Do this: In the post below about the UTF-8 sequence under run error, what has consistently been identified as the source of the invalid encoding?

Extract to read:
Ah, actually check back on the internal workspace, your error may be this one...please correct me if I am wrong... these posts are useful knowledge to share with our community so I thought it worth posting anyways. 

Quote

UTF-8 sequence under run (11xxxxxx). Character: 0x91 at location: Line=154, Col=31

This is another oddity, and we have seen this a small number of times, here is a full explanation of the actual problem. 

SUMMARY

When processing an multi-part mime encoded email the text and/or HTML body parts are declared encoded as UTF-8 but when we try to process the message we encounter the above UTF-8 character sequence under run error.  This is caused by the content of the mime part not being a valid UTF-8 encoded text stream despite being declared as UTF-8

IN DETAIL

In the small number of issues we have had this reported, it has consistently been identified that a corporate email disclaimer text that is being injected into the bottom of the mail message is injecting text that is not encoded in UTF-8. This means the message part that was previously encoded correctly now has invalid encoding, and thats why our system is unable to process the message. The error message pinpoints the problem to a specific character (see attached image for an example of this).  

bad-utf8-disclaimer.png

This only occurs (from the instances that we have seen) when the mail disclaimer contains unicode characters, all of the examples we have seen have been Latin 1 extended characters that fall outside of the standard US-ASCII range.

Listed entries:
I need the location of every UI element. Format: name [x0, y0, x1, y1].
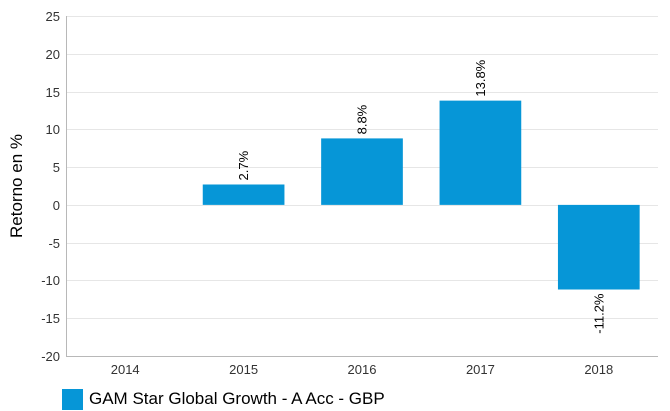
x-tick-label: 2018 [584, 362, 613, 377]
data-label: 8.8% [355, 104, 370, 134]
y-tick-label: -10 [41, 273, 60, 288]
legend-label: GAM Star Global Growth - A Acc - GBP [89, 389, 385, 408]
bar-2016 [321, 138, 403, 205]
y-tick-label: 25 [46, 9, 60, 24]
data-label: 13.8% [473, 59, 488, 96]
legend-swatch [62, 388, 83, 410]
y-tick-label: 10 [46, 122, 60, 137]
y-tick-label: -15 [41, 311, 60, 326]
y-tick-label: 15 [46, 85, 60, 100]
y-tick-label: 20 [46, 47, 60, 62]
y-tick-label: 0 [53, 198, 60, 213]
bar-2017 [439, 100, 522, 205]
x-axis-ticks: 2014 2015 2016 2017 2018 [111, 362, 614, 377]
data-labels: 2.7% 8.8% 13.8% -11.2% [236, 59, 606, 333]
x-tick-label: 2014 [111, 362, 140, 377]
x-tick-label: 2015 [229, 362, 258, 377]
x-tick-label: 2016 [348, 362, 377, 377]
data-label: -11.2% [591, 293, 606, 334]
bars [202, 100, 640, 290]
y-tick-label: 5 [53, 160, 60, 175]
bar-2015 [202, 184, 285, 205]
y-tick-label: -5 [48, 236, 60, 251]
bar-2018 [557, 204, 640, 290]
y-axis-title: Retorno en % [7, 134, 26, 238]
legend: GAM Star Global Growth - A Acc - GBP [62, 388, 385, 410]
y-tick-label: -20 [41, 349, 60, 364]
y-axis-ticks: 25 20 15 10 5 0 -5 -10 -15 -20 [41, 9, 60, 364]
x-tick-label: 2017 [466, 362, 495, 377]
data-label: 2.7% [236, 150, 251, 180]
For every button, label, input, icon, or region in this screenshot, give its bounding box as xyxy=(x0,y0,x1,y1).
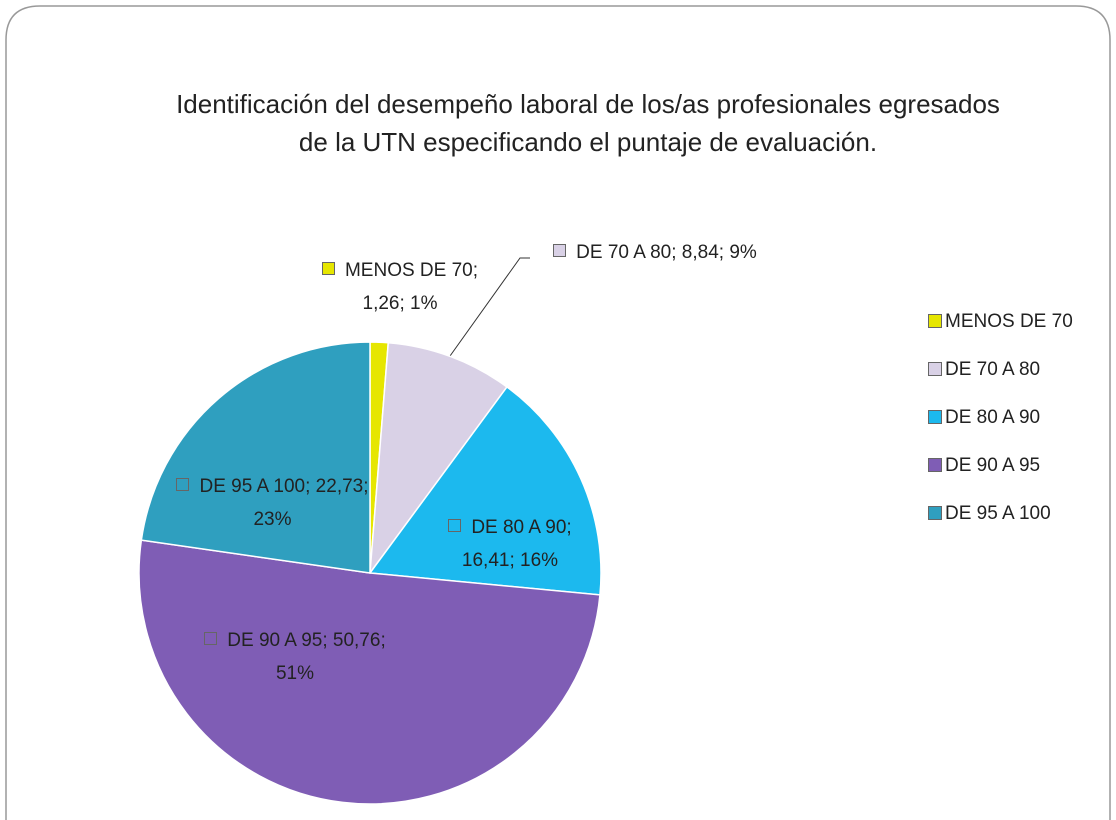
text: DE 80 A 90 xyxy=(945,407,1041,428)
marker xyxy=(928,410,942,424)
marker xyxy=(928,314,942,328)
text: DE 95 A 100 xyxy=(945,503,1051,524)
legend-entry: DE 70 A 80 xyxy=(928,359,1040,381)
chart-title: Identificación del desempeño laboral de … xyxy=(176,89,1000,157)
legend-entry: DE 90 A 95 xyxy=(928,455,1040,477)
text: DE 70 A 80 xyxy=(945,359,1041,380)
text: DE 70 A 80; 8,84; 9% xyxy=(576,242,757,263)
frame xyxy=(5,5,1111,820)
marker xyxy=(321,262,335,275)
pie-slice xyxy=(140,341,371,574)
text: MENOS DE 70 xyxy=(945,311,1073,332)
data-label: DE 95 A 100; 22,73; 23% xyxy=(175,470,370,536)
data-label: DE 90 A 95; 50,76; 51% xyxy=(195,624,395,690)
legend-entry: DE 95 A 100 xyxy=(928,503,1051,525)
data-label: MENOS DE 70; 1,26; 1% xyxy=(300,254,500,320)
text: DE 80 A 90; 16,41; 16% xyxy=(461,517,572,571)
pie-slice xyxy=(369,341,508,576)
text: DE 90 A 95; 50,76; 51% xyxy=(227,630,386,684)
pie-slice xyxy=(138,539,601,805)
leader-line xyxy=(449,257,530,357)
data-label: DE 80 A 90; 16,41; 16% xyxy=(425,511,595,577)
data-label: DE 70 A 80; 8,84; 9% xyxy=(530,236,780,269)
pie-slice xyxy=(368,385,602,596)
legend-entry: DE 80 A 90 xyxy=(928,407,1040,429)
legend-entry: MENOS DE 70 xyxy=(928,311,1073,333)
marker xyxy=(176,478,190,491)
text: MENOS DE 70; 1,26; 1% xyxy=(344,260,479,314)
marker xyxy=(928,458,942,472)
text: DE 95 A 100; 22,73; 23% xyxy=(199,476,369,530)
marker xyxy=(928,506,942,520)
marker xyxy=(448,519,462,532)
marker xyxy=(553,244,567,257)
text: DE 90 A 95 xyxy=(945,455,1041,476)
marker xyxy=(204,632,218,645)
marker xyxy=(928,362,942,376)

Completed task: A corporate email disclaimer added to the bottom of the message brings in text that is not encoded in UTF-8.